PROBLEM TO WORK ON: Starting at the first line of the entries and stopping after the line that contains "logo-link[interactable]: ANS ANS", give those lines as a numbered list with any blank lines left out.

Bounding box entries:
>> START

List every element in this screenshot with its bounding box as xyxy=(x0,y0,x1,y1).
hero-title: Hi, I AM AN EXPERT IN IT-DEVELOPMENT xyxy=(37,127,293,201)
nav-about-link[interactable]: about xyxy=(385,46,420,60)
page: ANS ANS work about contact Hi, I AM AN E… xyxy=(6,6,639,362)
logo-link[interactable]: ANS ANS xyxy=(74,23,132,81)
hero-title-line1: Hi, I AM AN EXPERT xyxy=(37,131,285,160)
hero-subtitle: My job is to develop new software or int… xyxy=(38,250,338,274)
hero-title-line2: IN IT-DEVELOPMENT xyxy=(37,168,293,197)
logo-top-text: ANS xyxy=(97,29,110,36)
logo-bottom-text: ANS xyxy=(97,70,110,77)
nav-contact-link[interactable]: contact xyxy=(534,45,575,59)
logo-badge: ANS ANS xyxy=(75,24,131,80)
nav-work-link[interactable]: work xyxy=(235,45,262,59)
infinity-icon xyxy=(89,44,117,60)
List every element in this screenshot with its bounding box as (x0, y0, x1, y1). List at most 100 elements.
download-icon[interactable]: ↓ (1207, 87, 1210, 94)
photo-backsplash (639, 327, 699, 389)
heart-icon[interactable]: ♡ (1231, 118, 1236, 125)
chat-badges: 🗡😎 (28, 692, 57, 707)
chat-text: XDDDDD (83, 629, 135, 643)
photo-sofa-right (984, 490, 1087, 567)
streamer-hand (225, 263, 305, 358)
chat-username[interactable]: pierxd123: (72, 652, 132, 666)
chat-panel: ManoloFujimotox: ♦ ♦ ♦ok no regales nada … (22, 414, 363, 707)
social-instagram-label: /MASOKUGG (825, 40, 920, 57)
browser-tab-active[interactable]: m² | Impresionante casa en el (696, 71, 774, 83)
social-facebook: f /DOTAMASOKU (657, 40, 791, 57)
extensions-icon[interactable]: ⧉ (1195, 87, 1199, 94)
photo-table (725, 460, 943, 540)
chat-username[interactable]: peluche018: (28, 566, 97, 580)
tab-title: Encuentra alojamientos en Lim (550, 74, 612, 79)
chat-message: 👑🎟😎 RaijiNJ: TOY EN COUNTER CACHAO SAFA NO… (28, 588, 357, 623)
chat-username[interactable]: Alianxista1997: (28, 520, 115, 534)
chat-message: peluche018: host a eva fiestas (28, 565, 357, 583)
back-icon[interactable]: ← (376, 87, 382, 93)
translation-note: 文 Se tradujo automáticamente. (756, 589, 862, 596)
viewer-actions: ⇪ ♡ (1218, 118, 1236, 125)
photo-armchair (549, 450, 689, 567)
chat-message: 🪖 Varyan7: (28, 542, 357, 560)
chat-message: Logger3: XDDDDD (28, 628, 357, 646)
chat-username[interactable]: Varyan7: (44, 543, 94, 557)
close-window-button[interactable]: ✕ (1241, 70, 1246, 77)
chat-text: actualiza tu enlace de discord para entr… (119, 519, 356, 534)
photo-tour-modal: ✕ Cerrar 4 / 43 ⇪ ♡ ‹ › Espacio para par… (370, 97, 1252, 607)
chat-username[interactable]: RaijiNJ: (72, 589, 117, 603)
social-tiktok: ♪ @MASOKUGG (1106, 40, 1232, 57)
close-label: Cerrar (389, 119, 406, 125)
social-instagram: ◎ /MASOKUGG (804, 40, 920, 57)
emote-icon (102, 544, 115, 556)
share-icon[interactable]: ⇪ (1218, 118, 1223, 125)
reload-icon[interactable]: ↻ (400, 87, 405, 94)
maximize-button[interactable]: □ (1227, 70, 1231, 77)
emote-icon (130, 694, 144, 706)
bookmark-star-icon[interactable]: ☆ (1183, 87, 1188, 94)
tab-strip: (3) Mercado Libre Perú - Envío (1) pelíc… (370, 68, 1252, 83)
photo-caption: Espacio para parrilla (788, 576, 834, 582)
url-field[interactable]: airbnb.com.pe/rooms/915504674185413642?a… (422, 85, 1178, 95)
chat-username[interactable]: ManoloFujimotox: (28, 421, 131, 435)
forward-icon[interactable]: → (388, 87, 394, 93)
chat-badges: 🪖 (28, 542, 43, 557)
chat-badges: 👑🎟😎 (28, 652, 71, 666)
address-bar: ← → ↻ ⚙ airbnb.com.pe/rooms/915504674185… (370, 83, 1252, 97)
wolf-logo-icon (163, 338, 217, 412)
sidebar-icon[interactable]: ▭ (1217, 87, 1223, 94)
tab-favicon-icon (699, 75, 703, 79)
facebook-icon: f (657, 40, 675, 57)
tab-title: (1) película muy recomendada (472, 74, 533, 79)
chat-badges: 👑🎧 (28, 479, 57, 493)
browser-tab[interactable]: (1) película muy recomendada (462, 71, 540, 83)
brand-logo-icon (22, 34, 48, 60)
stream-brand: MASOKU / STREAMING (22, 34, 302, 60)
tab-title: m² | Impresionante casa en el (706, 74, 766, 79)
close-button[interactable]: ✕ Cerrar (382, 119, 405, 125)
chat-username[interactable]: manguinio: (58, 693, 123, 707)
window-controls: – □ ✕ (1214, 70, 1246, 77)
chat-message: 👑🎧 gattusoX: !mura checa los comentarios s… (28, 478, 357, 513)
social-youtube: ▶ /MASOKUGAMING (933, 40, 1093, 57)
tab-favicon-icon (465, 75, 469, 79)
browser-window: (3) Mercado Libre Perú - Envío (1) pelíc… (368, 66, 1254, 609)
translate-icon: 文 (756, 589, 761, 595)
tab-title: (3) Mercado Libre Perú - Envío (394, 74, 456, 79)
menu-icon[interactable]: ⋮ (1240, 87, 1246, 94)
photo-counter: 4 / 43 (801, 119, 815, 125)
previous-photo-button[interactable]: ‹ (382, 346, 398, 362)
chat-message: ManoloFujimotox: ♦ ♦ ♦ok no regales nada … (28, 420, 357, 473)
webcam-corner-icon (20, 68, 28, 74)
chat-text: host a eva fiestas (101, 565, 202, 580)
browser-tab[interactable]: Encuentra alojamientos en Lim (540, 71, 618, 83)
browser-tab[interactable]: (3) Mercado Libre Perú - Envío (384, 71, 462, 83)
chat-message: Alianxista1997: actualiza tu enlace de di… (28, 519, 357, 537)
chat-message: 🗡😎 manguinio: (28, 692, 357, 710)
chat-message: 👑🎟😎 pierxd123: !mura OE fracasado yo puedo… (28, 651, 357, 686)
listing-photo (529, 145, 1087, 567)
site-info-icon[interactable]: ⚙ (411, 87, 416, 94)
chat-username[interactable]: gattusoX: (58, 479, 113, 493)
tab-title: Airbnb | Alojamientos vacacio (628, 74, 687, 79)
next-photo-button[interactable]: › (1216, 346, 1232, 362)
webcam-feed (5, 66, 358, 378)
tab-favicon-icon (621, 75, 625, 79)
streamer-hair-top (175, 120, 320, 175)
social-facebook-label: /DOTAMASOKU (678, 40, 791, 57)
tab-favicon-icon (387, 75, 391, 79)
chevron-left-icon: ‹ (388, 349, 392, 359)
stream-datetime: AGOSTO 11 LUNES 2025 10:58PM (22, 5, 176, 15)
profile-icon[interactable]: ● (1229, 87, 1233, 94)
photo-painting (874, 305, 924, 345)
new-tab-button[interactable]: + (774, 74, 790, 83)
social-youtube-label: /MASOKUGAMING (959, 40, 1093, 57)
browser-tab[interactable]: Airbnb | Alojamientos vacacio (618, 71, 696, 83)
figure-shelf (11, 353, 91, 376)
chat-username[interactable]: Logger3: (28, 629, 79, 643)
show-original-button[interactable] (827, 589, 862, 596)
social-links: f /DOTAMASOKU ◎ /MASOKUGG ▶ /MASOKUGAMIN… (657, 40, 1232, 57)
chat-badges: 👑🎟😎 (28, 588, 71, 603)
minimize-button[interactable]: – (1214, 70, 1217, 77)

>> END

TASK ANSWER:
1. List every element in this screenshot with its bounding box as xyxy=(x0,y0,x1,y1).
2. hero-title: Hi, I AM AN EXPERT IN IT-DEVELOPMENT xyxy=(37,127,293,201)
3. nav-about-link[interactable]: about xyxy=(385,46,420,60)
4. page: ANS ANS work about contact Hi, I AM AN E… xyxy=(6,6,639,362)
5. logo-link[interactable]: ANS ANS xyxy=(74,23,132,81)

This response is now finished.